Dataset items

START

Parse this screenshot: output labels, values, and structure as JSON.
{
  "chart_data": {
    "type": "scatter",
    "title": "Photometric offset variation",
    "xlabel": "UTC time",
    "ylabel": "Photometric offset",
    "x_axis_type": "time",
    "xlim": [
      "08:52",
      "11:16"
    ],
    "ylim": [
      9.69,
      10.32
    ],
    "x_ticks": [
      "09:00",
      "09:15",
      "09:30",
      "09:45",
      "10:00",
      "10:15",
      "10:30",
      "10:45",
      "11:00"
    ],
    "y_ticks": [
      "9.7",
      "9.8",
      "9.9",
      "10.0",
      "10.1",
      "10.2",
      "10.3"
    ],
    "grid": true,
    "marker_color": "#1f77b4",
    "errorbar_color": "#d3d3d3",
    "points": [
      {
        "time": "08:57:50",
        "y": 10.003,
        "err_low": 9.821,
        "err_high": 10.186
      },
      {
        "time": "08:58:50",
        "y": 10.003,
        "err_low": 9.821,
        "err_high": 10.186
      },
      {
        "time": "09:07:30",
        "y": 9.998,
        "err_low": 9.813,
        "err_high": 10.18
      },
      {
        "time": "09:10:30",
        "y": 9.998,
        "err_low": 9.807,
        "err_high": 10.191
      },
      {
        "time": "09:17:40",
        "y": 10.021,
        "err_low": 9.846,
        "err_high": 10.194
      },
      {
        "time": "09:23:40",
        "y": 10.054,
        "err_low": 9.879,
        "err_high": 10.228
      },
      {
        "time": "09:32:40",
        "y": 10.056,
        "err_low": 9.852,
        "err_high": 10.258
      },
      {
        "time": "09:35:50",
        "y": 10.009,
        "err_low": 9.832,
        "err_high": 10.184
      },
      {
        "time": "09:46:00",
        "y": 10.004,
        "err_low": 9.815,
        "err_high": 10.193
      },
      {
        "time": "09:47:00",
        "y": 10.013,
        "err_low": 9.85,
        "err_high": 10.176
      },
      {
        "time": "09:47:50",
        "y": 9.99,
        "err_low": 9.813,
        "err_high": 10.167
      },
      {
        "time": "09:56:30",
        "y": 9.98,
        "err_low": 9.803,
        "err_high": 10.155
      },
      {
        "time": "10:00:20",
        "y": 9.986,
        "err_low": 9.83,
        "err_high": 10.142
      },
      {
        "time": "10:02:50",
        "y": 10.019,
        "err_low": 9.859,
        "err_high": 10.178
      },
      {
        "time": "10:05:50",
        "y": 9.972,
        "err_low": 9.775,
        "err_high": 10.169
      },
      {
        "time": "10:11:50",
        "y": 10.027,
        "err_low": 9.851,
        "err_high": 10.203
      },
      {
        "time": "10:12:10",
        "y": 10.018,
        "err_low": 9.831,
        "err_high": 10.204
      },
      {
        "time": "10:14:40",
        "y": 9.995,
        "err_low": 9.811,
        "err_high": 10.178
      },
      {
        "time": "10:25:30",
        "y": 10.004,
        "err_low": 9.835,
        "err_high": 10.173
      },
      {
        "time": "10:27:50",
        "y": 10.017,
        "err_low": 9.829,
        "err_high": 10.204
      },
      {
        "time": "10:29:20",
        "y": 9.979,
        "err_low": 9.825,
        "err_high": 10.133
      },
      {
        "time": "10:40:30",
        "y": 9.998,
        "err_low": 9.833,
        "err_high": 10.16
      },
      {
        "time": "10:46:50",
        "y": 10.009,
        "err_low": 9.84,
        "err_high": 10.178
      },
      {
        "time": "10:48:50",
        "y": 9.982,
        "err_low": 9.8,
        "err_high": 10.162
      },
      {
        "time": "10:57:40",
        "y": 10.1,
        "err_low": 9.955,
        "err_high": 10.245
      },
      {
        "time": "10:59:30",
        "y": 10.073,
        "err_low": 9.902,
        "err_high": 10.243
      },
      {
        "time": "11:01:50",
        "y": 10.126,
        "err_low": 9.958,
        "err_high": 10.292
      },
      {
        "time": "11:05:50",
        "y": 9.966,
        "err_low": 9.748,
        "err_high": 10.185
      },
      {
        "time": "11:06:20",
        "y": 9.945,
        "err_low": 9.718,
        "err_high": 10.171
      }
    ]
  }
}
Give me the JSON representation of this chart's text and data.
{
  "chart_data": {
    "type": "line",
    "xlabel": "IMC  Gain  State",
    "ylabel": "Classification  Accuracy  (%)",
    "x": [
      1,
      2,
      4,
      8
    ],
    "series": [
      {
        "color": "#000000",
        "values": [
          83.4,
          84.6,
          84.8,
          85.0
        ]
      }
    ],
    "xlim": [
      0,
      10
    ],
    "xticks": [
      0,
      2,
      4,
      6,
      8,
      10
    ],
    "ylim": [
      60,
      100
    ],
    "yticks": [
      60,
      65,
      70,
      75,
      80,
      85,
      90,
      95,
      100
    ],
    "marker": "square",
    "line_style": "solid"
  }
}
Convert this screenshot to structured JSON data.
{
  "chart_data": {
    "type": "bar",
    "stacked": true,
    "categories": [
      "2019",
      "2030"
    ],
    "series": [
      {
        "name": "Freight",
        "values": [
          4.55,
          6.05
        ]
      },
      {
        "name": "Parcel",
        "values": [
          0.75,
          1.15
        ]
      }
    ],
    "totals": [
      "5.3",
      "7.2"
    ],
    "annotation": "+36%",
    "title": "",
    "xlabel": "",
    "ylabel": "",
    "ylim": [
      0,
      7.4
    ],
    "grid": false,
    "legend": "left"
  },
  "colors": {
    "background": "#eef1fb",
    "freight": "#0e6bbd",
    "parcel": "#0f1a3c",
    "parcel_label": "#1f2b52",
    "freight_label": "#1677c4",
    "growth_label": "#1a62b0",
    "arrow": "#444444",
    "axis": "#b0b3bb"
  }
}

END

- Do this: All of the records must be repeated exactly.

- Response to this exercise:
Parse this screenshot: output labels, values, and structure as JSON.
{
  "chart_data": {
    "type": "scatter",
    "title": "Photometric offset variation",
    "xlabel": "UTC time",
    "ylabel": "Photometric offset",
    "x_axis_type": "time",
    "xlim": [
      "08:52",
      "11:16"
    ],
    "ylim": [
      9.69,
      10.32
    ],
    "x_ticks": [
      "09:00",
      "09:15",
      "09:30",
      "09:45",
      "10:00",
      "10:15",
      "10:30",
      "10:45",
      "11:00"
    ],
    "y_ticks": [
      "9.7",
      "9.8",
      "9.9",
      "10.0",
      "10.1",
      "10.2",
      "10.3"
    ],
    "grid": true,
    "marker_color": "#1f77b4",
    "errorbar_color": "#d3d3d3",
    "points": [
      {
        "time": "08:57:50",
        "y": 10.003,
        "err_low": 9.821,
        "err_high": 10.186
      },
      {
        "time": "08:58:50",
        "y": 10.003,
        "err_low": 9.821,
        "err_high": 10.186
      },
      {
        "time": "09:07:30",
        "y": 9.998,
        "err_low": 9.813,
        "err_high": 10.18
      },
      {
        "time": "09:10:30",
        "y": 9.998,
        "err_low": 9.807,
        "err_high": 10.191
      },
      {
        "time": "09:17:40",
        "y": 10.021,
        "err_low": 9.846,
        "err_high": 10.194
      },
      {
        "time": "09:23:40",
        "y": 10.054,
        "err_low": 9.879,
        "err_high": 10.228
      },
      {
        "time": "09:32:40",
        "y": 10.056,
        "err_low": 9.852,
        "err_high": 10.258
      },
      {
        "time": "09:35:50",
        "y": 10.009,
        "err_low": 9.832,
        "err_high": 10.184
      },
      {
        "time": "09:46:00",
        "y": 10.004,
        "err_low": 9.815,
        "err_high": 10.193
      },
      {
        "time": "09:47:00",
        "y": 10.013,
        "err_low": 9.85,
        "err_high": 10.176
      },
      {
        "time": "09:47:50",
        "y": 9.99,
        "err_low": 9.813,
        "err_high": 10.167
      },
      {
        "time": "09:56:30",
        "y": 9.98,
        "err_low": 9.803,
        "err_high": 10.155
      },
      {
        "time": "10:00:20",
        "y": 9.986,
        "err_low": 9.83,
        "err_high": 10.142
      },
      {
        "time": "10:02:50",
        "y": 10.019,
        "err_low": 9.859,
        "err_high": 10.178
      },
      {
        "time": "10:05:50",
        "y": 9.972,
        "err_low": 9.775,
        "err_high": 10.169
      },
      {
        "time": "10:11:50",
        "y": 10.027,
        "err_low": 9.851,
        "err_high": 10.203
      },
      {
        "time": "10:12:10",
        "y": 10.018,
        "err_low": 9.831,
        "err_high": 10.204
      },
      {
        "time": "10:14:40",
        "y": 9.995,
        "err_low": 9.811,
        "err_high": 10.178
      },
      {
        "time": "10:25:30",
        "y": 10.004,
        "err_low": 9.835,
        "err_high": 10.173
      },
      {
        "time": "10:27:50",
        "y": 10.017,
        "err_low": 9.829,
        "err_high": 10.204
      },
      {
        "time": "10:29:20",
        "y": 9.979,
        "err_low": 9.825,
        "err_high": 10.133
      },
      {
        "time": "10:40:30",
        "y": 9.998,
        "err_low": 9.833,
        "err_high": 10.16
      },
      {
        "time": "10:46:50",
        "y": 10.009,
        "err_low": 9.84,
        "err_high": 10.178
      },
      {
        "time": "10:48:50",
        "y": 9.982,
        "err_low": 9.8,
        "err_high": 10.162
      },
      {
        "time": "10:57:40",
        "y": 10.1,
        "err_low": 9.955,
        "err_high": 10.245
      },
      {
        "time": "10:59:30",
        "y": 10.073,
        "err_low": 9.902,
        "err_high": 10.243
      },
      {
        "time": "11:01:50",
        "y": 10.126,
        "err_low": 9.958,
        "err_high": 10.292
      },
      {
        "time": "11:05:50",
        "y": 9.966,
        "err_low": 9.748,
        "err_high": 10.185
      },
      {
        "time": "11:06:20",
        "y": 9.945,
        "err_low": 9.718,
        "err_high": 10.171
      }
    ]
  }
}
Give me the JSON representation of this chart's text and data.
{
  "chart_data": {
    "type": "line",
    "xlabel": "IMC  Gain  State",
    "ylabel": "Classification  Accuracy  (%)",
    "x": [
      1,
      2,
      4,
      8
    ],
    "series": [
      {
        "color": "#000000",
        "values": [
          83.4,
          84.6,
          84.8,
          85.0
        ]
      }
    ],
    "xlim": [
      0,
      10
    ],
    "xticks": [
      0,
      2,
      4,
      6,
      8,
      10
    ],
    "ylim": [
      60,
      100
    ],
    "yticks": [
      60,
      65,
      70,
      75,
      80,
      85,
      90,
      95,
      100
    ],
    "marker": "square",
    "line_style": "solid"
  }
}
Convert this screenshot to structured JSON data.
{
  "chart_data": {
    "type": "bar",
    "stacked": true,
    "categories": [
      "2019",
      "2030"
    ],
    "series": [
      {
        "name": "Freight",
        "values": [
          4.55,
          6.05
        ]
      },
      {
        "name": "Parcel",
        "values": [
          0.75,
          1.15
        ]
      }
    ],
    "totals": [
      "5.3",
      "7.2"
    ],
    "annotation": "+36%",
    "title": "",
    "xlabel": "",
    "ylabel": "",
    "ylim": [
      0,
      7.4
    ],
    "grid": false,
    "legend": "left"
  },
  "colors": {
    "background": "#eef1fb",
    "freight": "#0e6bbd",
    "parcel": "#0f1a3c",
    "parcel_label": "#1f2b52",
    "freight_label": "#1677c4",
    "growth_label": "#1a62b0",
    "arrow": "#444444",
    "axis": "#b0b3bb"
  }
}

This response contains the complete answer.